Dataset entries:
━━━━━━━━━━━━━━━━━━━━━━━━━━━━━━

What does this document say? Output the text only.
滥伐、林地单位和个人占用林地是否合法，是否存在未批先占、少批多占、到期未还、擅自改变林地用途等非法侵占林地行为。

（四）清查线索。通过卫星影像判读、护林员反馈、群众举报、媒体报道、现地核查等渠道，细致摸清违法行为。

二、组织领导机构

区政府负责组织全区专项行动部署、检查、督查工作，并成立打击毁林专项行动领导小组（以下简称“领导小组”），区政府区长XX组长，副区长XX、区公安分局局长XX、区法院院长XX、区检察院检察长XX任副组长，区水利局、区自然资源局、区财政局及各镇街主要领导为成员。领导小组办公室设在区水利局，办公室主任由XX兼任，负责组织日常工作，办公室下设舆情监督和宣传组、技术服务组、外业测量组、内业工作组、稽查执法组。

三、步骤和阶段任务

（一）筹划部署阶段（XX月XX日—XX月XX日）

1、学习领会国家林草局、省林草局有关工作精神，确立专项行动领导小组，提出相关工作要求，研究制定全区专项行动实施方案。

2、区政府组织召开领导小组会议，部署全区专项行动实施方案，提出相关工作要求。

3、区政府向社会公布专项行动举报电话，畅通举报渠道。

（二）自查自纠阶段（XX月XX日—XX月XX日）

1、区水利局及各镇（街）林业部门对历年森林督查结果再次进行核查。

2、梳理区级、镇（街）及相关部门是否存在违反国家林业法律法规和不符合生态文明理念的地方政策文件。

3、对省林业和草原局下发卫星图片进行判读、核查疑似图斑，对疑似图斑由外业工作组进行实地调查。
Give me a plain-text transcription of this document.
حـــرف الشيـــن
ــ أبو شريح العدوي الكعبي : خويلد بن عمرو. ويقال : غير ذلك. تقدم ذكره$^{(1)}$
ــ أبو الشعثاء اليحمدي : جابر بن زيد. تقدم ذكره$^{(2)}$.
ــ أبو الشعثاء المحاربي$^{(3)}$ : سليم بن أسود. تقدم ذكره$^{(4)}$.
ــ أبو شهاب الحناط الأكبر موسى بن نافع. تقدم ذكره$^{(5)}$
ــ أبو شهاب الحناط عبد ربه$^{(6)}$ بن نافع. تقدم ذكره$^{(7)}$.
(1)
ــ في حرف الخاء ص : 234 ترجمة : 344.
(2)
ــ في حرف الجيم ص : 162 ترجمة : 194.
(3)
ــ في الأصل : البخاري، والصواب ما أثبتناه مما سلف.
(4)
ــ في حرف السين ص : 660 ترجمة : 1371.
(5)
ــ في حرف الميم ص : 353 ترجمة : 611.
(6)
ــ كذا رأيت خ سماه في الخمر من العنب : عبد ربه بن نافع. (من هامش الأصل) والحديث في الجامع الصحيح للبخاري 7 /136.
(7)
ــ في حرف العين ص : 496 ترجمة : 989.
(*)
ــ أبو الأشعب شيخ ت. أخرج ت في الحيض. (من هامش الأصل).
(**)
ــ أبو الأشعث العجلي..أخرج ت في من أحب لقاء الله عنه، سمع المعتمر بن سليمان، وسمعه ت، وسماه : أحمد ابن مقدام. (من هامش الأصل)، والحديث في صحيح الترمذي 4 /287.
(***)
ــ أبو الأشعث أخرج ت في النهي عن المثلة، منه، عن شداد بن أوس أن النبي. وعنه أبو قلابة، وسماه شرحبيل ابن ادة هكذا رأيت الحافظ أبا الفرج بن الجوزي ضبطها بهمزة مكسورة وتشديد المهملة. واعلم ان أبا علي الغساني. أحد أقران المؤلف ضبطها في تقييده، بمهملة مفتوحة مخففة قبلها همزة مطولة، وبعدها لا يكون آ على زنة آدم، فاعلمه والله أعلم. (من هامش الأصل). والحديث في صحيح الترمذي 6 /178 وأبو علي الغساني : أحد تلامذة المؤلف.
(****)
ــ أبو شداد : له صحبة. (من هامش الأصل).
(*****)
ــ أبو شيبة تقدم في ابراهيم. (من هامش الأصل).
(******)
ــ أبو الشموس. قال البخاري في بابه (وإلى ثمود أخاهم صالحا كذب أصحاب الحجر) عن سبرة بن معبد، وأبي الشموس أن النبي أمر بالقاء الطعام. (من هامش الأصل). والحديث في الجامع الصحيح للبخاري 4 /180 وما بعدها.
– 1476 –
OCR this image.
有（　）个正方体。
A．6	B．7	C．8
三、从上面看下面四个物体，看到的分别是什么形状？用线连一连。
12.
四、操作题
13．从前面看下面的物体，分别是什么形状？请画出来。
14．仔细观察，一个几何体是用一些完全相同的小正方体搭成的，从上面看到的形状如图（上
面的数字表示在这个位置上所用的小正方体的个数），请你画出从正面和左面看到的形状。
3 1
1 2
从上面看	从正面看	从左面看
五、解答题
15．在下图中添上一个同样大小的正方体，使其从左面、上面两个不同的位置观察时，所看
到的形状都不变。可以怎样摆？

━━━━━━━━━━━━━━━━━━━━━━━━━━━━━━

What needs to be done: Using the material above, copy every line in which the string "document" occurs.

Written solution:
What does this document say? Output the text only.
Give me a plain-text transcription of this document.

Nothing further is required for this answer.